- Written problem -
Read through the records below and copy each line that uses the word "this".

- Items -
============================================================
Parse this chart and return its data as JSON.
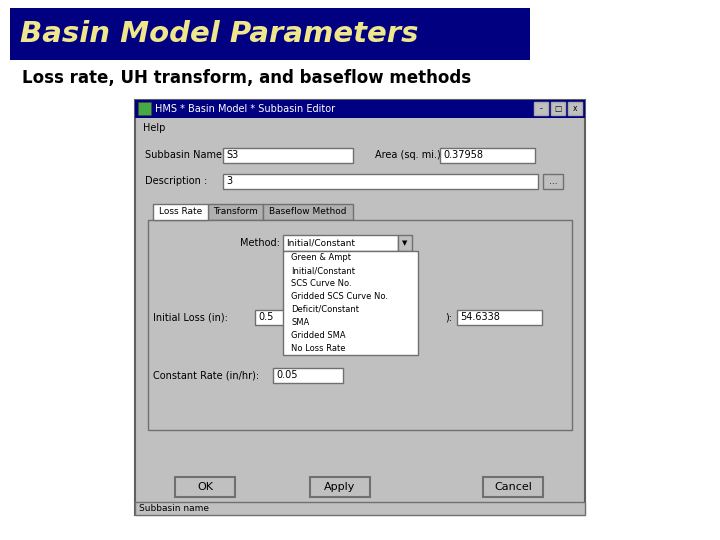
{
  "title": "Basin Model Parameters",
  "title_bg_color": "#000080",
  "title_text_color": "#F0E68C",
  "subtitle": "Loss rate, UH transform, and baseflow methods",
  "subtitle_color": "#000000",
  "bg_color": "#ffffff",
  "dialog": {
    "title_bar": "HMS * Basin Model * Subbasin Editor",
    "title_bar_bg": "#000080",
    "title_bar_fg": "#ffffff",
    "bg_color": "#C0C0C0",
    "subbasin_name_label": "Subbasin Name :",
    "subbasin_name_value": "S3",
    "area_label": "Area (sq. mi.)",
    "area_value": "0.37958",
    "description_label": "Description :",
    "description_value": "3",
    "tabs": [
      "Loss Rate",
      "Transform",
      "Baseflow Method"
    ],
    "active_tab": 0,
    "method_label": "Method:",
    "method_value": "Initial/Constant",
    "dropdown_items": [
      "Green & Ampt",
      "Initial/Constant",
      "SCS Curve No.",
      "Gridded SCS Curve No.",
      "Deficit/Constant",
      "SMA",
      "Gridded SMA",
      "No Loss Rate"
    ],
    "initial_loss_label": "Initial Loss (in):",
    "initial_loss_value": "0.5",
    "right_label": "):",
    "right_value": "54.6338",
    "constant_rate_label": "Constant Rate (in/hr):",
    "constant_rate_value": "0.05",
    "buttons": [
      "OK",
      "Apply",
      "Cancel"
    ],
    "status_bar": "Subbasin name"
  }
}
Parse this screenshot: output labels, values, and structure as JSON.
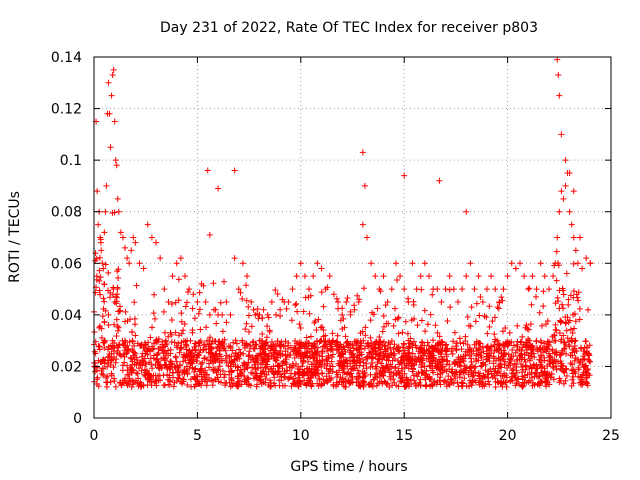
{
  "chart_data": {
    "type": "scatter",
    "title": "Day 231 of 2022, Rate Of TEC Index for receiver p803",
    "xlabel": "GPS time / hours",
    "ylabel": "ROTI / TECUs",
    "xlim": [
      0,
      25
    ],
    "ylim": [
      0,
      0.14
    ],
    "x_ticks": [
      0,
      5,
      10,
      15,
      20,
      25
    ],
    "x_tick_labels": [
      "0",
      "5",
      "10",
      "15",
      "20",
      "25"
    ],
    "y_ticks": [
      0,
      0.02,
      0.04,
      0.06,
      0.08,
      0.1,
      0.12,
      0.14
    ],
    "y_tick_labels": [
      "0",
      "0.02",
      "0.04",
      "0.06",
      "0.08",
      "0.1",
      "0.12",
      "0.14"
    ],
    "grid": true,
    "marker": "+",
    "color": "#ff0000",
    "series": [
      {
        "x": [
          0.05,
          0.1,
          0.15,
          0.2,
          0.25,
          0.3,
          0.35,
          0.4,
          0.45,
          0.5,
          0.55,
          0.6,
          0.65,
          0.7,
          0.75,
          0.8,
          0.85,
          0.9,
          0.95,
          1.0,
          1.05,
          1.1,
          1.15,
          1.2,
          1.3,
          1.4,
          1.5,
          1.6,
          1.7,
          1.8,
          1.9,
          2.0,
          2.2,
          2.4,
          2.6,
          2.8,
          3.0,
          3.2,
          3.4,
          3.6,
          3.8,
          4.0,
          4.2,
          4.4,
          4.6,
          4.8,
          5.0,
          5.2,
          5.4,
          5.6,
          5.8,
          6.0,
          6.2,
          6.4,
          6.6,
          6.8,
          7.0,
          7.2,
          7.4,
          7.6,
          7.8,
          8.0,
          8.2,
          8.4,
          8.6,
          8.8,
          9.0,
          9.2,
          9.4,
          9.6,
          9.8,
          10.0,
          10.2,
          10.4,
          10.6,
          10.8,
          11.0,
          11.2,
          11.4,
          11.6,
          11.8,
          12.0,
          12.2,
          12.4,
          12.6,
          12.8,
          13.0,
          13.2,
          13.4,
          13.6,
          13.8,
          14.0,
          14.2,
          14.4,
          14.6,
          14.8,
          15.0,
          15.2,
          15.4,
          15.6,
          15.8,
          16.0,
          16.2,
          16.4,
          16.6,
          16.8,
          17.0,
          17.2,
          17.4,
          17.6,
          17.8,
          18.0,
          18.2,
          18.4,
          18.6,
          18.8,
          19.0,
          19.2,
          19.4,
          19.6,
          19.8,
          20.0,
          20.2,
          20.4,
          20.6,
          20.8,
          21.0,
          21.2,
          21.4,
          21.6,
          21.8,
          22.0,
          22.2,
          22.3,
          22.4,
          22.5,
          22.6,
          22.7,
          22.8,
          22.9,
          23.0,
          23.1,
          23.2,
          23.3,
          23.4,
          23.6,
          23.8,
          24.0,
          0.02,
          0.08,
          0.25,
          0.5,
          0.7,
          0.9,
          1.0,
          1.1,
          1.2,
          1.5,
          2.0,
          2.5,
          3.0,
          3.5,
          4.0,
          4.5,
          5.5,
          5.6,
          6.0,
          6.8,
          8.0,
          9.0,
          10.0,
          11.0,
          12.0,
          13.0,
          13.1,
          14.0,
          15.0,
          15.2,
          16.0,
          16.7,
          17.0,
          18.0,
          19.0,
          19.5,
          20.0,
          21.0,
          22.0,
          22.4,
          22.45,
          22.5,
          22.6,
          22.8,
          23.0,
          23.2,
          23.5,
          24.0
        ],
        "y": [
          0.018,
          0.115,
          0.088,
          0.075,
          0.08,
          0.07,
          0.065,
          0.06,
          0.058,
          0.072,
          0.08,
          0.09,
          0.118,
          0.13,
          0.118,
          0.105,
          0.125,
          0.133,
          0.135,
          0.115,
          0.1,
          0.098,
          0.085,
          0.08,
          0.072,
          0.07,
          0.066,
          0.062,
          0.06,
          0.065,
          0.07,
          0.068,
          0.06,
          0.058,
          0.075,
          0.07,
          0.068,
          0.062,
          0.05,
          0.045,
          0.055,
          0.06,
          0.062,
          0.055,
          0.05,
          0.048,
          0.045,
          0.052,
          0.045,
          0.04,
          0.042,
          0.04,
          0.04,
          0.045,
          0.04,
          0.062,
          0.05,
          0.06,
          0.055,
          0.045,
          0.04,
          0.04,
          0.042,
          0.04,
          0.045,
          0.04,
          0.042,
          0.045,
          0.045,
          0.05,
          0.055,
          0.06,
          0.055,
          0.05,
          0.055,
          0.06,
          0.058,
          0.05,
          0.055,
          0.048,
          0.045,
          0.04,
          0.045,
          0.04,
          0.042,
          0.045,
          0.075,
          0.07,
          0.06,
          0.055,
          0.05,
          0.055,
          0.045,
          0.05,
          0.06,
          0.055,
          0.05,
          0.045,
          0.06,
          0.05,
          0.055,
          0.06,
          0.055,
          0.05,
          0.05,
          0.045,
          0.05,
          0.055,
          0.05,
          0.045,
          0.05,
          0.055,
          0.06,
          0.05,
          0.055,
          0.045,
          0.05,
          0.055,
          0.05,
          0.045,
          0.05,
          0.055,
          0.06,
          0.058,
          0.06,
          0.055,
          0.05,
          0.055,
          0.05,
          0.06,
          0.055,
          0.05,
          0.055,
          0.06,
          0.07,
          0.08,
          0.088,
          0.085,
          0.09,
          0.095,
          0.08,
          0.075,
          0.07,
          0.065,
          0.06,
          0.058,
          0.062,
          0.06,
          0.02,
          0.025,
          0.035,
          0.03,
          0.04,
          0.03,
          0.045,
          0.028,
          0.035,
          0.03,
          0.032,
          0.028,
          0.03,
          0.025,
          0.028,
          0.03,
          0.096,
          0.071,
          0.089,
          0.096,
          0.03,
          0.025,
          0.028,
          0.03,
          0.025,
          0.103,
          0.09,
          0.025,
          0.094,
          0.03,
          0.025,
          0.092,
          0.028,
          0.08,
          0.025,
          0.03,
          0.028,
          0.03,
          0.025,
          0.139,
          0.133,
          0.125,
          0.11,
          0.1,
          0.095,
          0.088,
          0.07,
          0.06
        ]
      }
    ]
  }
}
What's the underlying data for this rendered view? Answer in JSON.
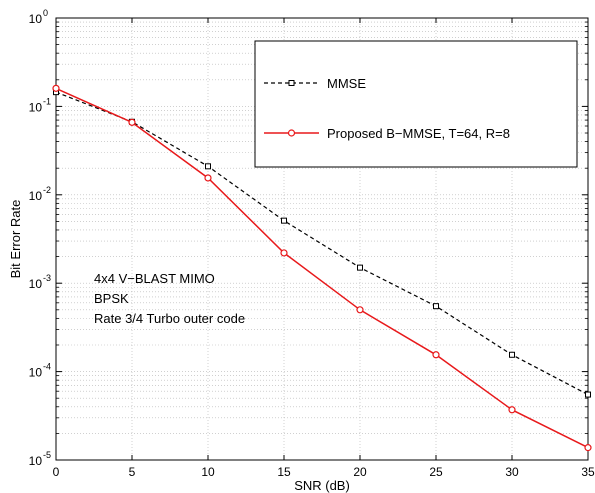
{
  "chart_data": {
    "type": "line",
    "title": "",
    "xlabel": "SNR (dB)",
    "ylabel": "Bit Error Rate",
    "xlim": [
      0,
      35
    ],
    "ylim": [
      1e-05,
      1
    ],
    "yscale": "log",
    "grid": true,
    "legend_position": "top-right",
    "x_ticks": [
      "0",
      "5",
      "10",
      "15",
      "20",
      "25",
      "30",
      "35"
    ],
    "y_tick_exponents": [
      "-5",
      "-4",
      "-3",
      "-2",
      "-1",
      "0"
    ],
    "y_tick_base": "10",
    "x": [
      0,
      5,
      10,
      15,
      20,
      25,
      30,
      35
    ],
    "series": [
      {
        "name": "MMSE",
        "values": [
          0.145,
          0.067,
          0.021,
          0.0051,
          0.0015,
          0.00055,
          0.000155,
          5.5e-05
        ],
        "color": "#000000",
        "line": "dashed",
        "marker": "square"
      },
      {
        "name": "Proposed B−MMSE, T=64, R=8",
        "values": [
          0.16,
          0.066,
          0.0155,
          0.0022,
          0.0005,
          0.000155,
          3.7e-05,
          1.38e-05
        ],
        "color": "#e8191b",
        "line": "solid",
        "marker": "circle"
      }
    ],
    "annotations": [
      "4x4 V−BLAST MIMO",
      "BPSK",
      "Rate 3/4 Turbo outer code"
    ]
  }
}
============================================================
- Task output -
Parse this chart and return its data as JSON.
Parse this screenshot: output labels, values, and structure as JSON.
What's the underlying data for this rendered view? Answer in JSON.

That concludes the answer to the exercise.